■ **SHORT TASK**: Quote all of the entries word for word.

■ **GIVEN RECORDS**:
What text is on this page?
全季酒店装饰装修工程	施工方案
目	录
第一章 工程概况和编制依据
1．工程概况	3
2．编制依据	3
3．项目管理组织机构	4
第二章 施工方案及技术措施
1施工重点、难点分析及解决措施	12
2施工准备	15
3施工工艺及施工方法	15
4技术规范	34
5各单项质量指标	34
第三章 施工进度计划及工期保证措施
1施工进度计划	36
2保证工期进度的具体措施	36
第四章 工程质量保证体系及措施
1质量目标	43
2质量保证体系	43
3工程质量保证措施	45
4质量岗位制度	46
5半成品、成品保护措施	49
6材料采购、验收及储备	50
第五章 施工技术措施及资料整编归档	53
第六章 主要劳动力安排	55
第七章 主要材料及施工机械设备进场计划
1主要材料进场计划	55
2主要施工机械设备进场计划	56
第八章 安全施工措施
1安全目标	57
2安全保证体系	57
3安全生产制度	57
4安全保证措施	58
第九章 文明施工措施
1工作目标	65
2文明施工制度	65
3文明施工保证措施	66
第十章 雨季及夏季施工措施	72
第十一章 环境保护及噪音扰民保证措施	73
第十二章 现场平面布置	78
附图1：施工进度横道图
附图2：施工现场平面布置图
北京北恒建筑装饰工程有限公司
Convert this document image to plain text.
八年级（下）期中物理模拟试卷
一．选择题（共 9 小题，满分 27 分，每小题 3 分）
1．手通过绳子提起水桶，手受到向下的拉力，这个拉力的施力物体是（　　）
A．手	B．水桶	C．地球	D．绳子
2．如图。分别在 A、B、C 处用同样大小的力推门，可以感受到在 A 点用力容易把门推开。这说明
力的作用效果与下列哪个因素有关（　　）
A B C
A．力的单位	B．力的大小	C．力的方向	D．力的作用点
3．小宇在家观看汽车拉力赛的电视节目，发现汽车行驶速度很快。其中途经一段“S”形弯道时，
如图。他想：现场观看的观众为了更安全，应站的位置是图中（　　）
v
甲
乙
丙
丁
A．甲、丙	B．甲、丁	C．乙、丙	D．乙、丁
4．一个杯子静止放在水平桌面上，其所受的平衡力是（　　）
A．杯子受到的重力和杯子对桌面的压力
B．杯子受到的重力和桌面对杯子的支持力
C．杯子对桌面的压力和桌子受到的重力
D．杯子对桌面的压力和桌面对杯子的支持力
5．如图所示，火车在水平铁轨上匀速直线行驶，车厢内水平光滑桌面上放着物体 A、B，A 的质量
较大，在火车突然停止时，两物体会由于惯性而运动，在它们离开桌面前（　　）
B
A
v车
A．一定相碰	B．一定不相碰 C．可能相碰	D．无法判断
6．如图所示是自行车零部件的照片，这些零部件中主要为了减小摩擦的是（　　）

■ **SOLUTION**:
What text is on this page?
全季酒店装饰装修工程	施工方案
目	录
第一章 工程概况和编制依据
1．工程概况	3
2．编制依据	3
3．项目管理组织机构	4
第二章 施工方案及技术措施
1施工重点、难点分析及解决措施	12
2施工准备	15
3施工工艺及施工方法	15
4技术规范	34
5各单项质量指标	34
第三章 施工进度计划及工期保证措施
1施工进度计划	36
2保证工期进度的具体措施	36
第四章 工程质量保证体系及措施
1质量目标	43
2质量保证体系	43
3工程质量保证措施	45
4质量岗位制度	46
5半成品、成品保护措施	49
6材料采购、验收及储备	50
第五章 施工技术措施及资料整编归档	53
第六章 主要劳动力安排	55
第七章 主要材料及施工机械设备进场计划
1主要材料进场计划	55
2主要施工机械设备进场计划	56
第八章 安全施工措施
1安全目标	57
2安全保证体系	57
3安全生产制度	57
4安全保证措施	58
第九章 文明施工措施
1工作目标	65
2文明施工制度	65
3文明施工保证措施	66
第十章 雨季及夏季施工措施	72
第十一章 环境保护及噪音扰民保证措施	73
第十二章 现场平面布置	78
附图1：施工进度横道图
附图2：施工现场平面布置图
北京北恒建筑装饰工程有限公司
Convert this document image to plain text.
八年级（下）期中物理模拟试卷
一．选择题（共 9 小题，满分 27 分，每小题 3 分）
1．手通过绳子提起水桶，手受到向下的拉力，这个拉力的施力物体是（　　）
A．手	B．水桶	C．地球	D．绳子
2．如图。分别在 A、B、C 处用同样大小的力推门，可以感受到在 A 点用力容易把门推开。这说明
力的作用效果与下列哪个因素有关（　　）
A B C
A．力的单位	B．力的大小	C．力的方向	D．力的作用点
3．小宇在家观看汽车拉力赛的电视节目，发现汽车行驶速度很快。其中途经一段“S”形弯道时，
如图。他想：现场观看的观众为了更安全，应站的位置是图中（　　）
v
甲
乙
丙
丁
A．甲、丙	B．甲、丁	C．乙、丙	D．乙、丁
4．一个杯子静止放在水平桌面上，其所受的平衡力是（　　）
A．杯子受到的重力和杯子对桌面的压力
B．杯子受到的重力和桌面对杯子的支持力
C．杯子对桌面的压力和桌子受到的重力
D．杯子对桌面的压力和桌面对杯子的支持力
5．如图所示，火车在水平铁轨上匀速直线行驶，车厢内水平光滑桌面上放着物体 A、B，A 的质量
较大，在火车突然停止时，两物体会由于惯性而运动，在它们离开桌面前（　　）
B
A
v车
A．一定相碰	B．一定不相碰 C．可能相碰	D．无法判断
6．如图所示是自行车零部件的照片，这些零部件中主要为了减小摩擦的是（　　）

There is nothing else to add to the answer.